*What you should do:*
For each line below that includes the word "添加到型号中", make a copy.

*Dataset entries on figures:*
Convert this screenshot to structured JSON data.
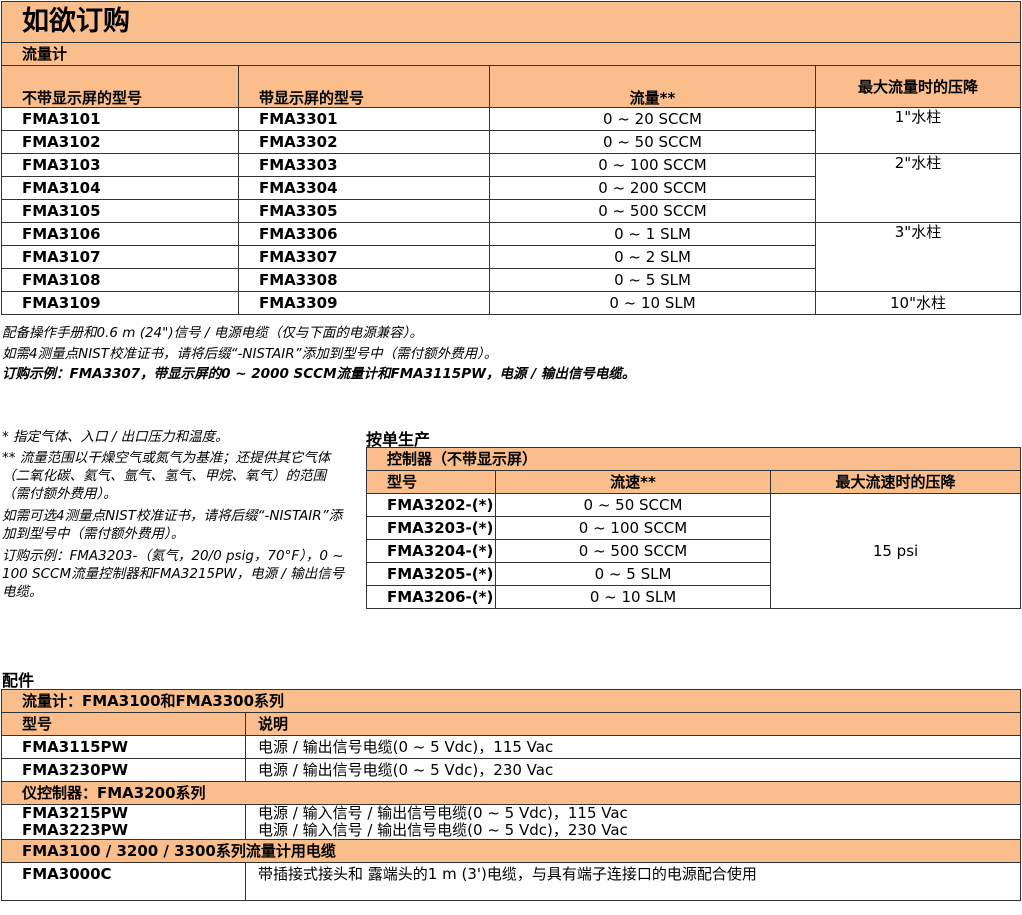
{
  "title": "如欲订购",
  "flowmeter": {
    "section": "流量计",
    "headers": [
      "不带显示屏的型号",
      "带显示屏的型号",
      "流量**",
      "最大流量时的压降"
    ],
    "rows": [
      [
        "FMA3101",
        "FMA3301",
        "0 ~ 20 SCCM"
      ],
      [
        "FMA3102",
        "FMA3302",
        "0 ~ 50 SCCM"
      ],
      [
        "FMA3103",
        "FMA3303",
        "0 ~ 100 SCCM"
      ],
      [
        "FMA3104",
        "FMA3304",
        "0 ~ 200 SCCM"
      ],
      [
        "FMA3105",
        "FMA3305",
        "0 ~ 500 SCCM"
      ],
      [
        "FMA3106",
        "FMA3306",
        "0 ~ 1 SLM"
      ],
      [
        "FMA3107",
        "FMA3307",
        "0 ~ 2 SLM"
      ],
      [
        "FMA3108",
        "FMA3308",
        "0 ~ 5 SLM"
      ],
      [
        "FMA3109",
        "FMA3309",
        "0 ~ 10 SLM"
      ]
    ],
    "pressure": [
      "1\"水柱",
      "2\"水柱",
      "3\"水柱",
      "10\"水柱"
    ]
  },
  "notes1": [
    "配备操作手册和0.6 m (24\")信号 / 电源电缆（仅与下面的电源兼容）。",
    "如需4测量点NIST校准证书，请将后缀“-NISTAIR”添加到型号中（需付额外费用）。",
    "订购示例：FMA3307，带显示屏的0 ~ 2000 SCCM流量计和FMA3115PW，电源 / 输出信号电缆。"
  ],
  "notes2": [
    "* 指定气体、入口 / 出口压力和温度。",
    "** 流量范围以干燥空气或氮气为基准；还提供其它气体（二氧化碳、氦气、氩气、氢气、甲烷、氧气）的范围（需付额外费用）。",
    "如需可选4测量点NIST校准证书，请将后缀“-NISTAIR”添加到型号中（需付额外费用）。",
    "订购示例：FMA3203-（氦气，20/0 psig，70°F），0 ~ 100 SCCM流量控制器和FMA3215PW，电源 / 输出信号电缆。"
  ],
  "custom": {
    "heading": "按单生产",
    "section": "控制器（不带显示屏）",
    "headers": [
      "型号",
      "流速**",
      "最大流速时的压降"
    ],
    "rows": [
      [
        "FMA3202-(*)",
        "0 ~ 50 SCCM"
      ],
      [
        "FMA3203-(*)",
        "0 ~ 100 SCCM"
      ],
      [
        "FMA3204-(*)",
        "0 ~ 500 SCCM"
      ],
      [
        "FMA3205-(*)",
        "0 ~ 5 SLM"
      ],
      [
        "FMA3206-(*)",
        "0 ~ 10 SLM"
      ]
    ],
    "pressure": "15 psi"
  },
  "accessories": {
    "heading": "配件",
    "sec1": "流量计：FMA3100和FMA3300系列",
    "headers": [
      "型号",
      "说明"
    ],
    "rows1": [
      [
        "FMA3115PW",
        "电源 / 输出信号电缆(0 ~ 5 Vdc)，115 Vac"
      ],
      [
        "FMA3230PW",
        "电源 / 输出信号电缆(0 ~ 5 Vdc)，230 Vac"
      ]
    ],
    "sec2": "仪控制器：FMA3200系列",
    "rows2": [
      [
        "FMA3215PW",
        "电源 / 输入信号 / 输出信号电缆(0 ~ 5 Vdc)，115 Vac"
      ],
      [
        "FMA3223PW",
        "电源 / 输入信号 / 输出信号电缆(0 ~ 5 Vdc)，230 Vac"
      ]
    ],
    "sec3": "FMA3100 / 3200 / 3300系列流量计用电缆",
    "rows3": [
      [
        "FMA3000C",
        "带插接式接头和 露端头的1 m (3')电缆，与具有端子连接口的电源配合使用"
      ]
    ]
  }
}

*Result:*
    "如需4测量点NIST校准证书，请将后缀“-NISTAIR”添加到型号中（需付额外费用）。",
    "如需可选4测量点NIST校准证书，请将后缀“-NISTAIR”添加到型号中（需付额外费用）。",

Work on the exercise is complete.